:: AIM ::
Everything from the line holding "Read all visible content and emit it as JSON." through the last line below must be repeated exactly, and nothing else.

:: AVAILABLE DATA ::
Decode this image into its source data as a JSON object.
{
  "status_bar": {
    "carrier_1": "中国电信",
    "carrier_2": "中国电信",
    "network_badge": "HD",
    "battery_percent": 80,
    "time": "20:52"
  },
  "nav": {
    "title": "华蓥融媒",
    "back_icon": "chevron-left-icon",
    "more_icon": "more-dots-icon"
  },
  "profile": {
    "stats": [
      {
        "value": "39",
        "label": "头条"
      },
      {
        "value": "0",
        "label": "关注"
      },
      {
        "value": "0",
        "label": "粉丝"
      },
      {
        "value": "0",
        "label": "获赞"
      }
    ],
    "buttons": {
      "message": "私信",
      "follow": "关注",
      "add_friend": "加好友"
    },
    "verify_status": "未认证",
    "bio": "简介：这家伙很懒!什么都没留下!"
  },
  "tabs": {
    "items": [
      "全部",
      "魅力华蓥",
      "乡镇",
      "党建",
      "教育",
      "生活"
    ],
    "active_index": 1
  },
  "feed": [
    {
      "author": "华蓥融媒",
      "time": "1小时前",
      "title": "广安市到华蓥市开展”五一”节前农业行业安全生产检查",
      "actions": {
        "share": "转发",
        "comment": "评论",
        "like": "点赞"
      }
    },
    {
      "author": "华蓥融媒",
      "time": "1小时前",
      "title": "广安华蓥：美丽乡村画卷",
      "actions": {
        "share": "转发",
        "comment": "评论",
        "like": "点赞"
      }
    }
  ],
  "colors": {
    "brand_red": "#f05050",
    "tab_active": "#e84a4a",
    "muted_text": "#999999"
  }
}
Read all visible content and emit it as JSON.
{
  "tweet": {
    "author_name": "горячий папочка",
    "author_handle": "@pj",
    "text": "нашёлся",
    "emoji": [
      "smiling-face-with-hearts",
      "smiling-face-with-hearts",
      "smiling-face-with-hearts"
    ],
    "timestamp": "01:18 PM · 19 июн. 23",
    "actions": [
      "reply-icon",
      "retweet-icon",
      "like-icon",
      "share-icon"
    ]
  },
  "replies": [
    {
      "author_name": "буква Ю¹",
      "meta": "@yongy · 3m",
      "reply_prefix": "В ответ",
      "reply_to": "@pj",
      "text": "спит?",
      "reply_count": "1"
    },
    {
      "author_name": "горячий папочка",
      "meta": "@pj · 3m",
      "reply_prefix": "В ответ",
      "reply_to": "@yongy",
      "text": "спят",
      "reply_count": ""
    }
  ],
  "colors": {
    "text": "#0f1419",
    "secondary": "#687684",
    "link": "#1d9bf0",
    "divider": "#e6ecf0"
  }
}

:: TASK OUTPUT ::
Read all visible content and emit it as JSON.
{
  "tweet": {
    "author_name": "горячий папочка",
    "author_handle": "@pj",
    "text": "нашёлся",
    "emoji": [
      "smiling-face-with-hearts",
      "smiling-face-with-hearts",
      "smiling-face-with-hearts"
    ],
    "timestamp": "01:18 PM · 19 июн. 23",
    "actions": [
      "reply-icon",
      "retweet-icon",
      "like-icon",
      "share-icon"
    ]
  },
  "replies": [
    {
      "author_name": "буква Ю¹",
      "meta": "@yongy · 3m",
      "reply_prefix": "В ответ",
      "reply_to": "@pj",
      "text": "спит?",
      "reply_count": "1"
    },
    {
      "author_name": "горячий папочка",
      "meta": "@pj · 3m",
      "reply_prefix": "В ответ",
      "reply_to": "@yongy",
      "text": "спят",
      "reply_count": ""
    }
  ],
  "colors": {
    "text": "#0f1419",
    "secondary": "#687684",
    "link": "#1d9bf0",
    "divider": "#e6ecf0"
  }
}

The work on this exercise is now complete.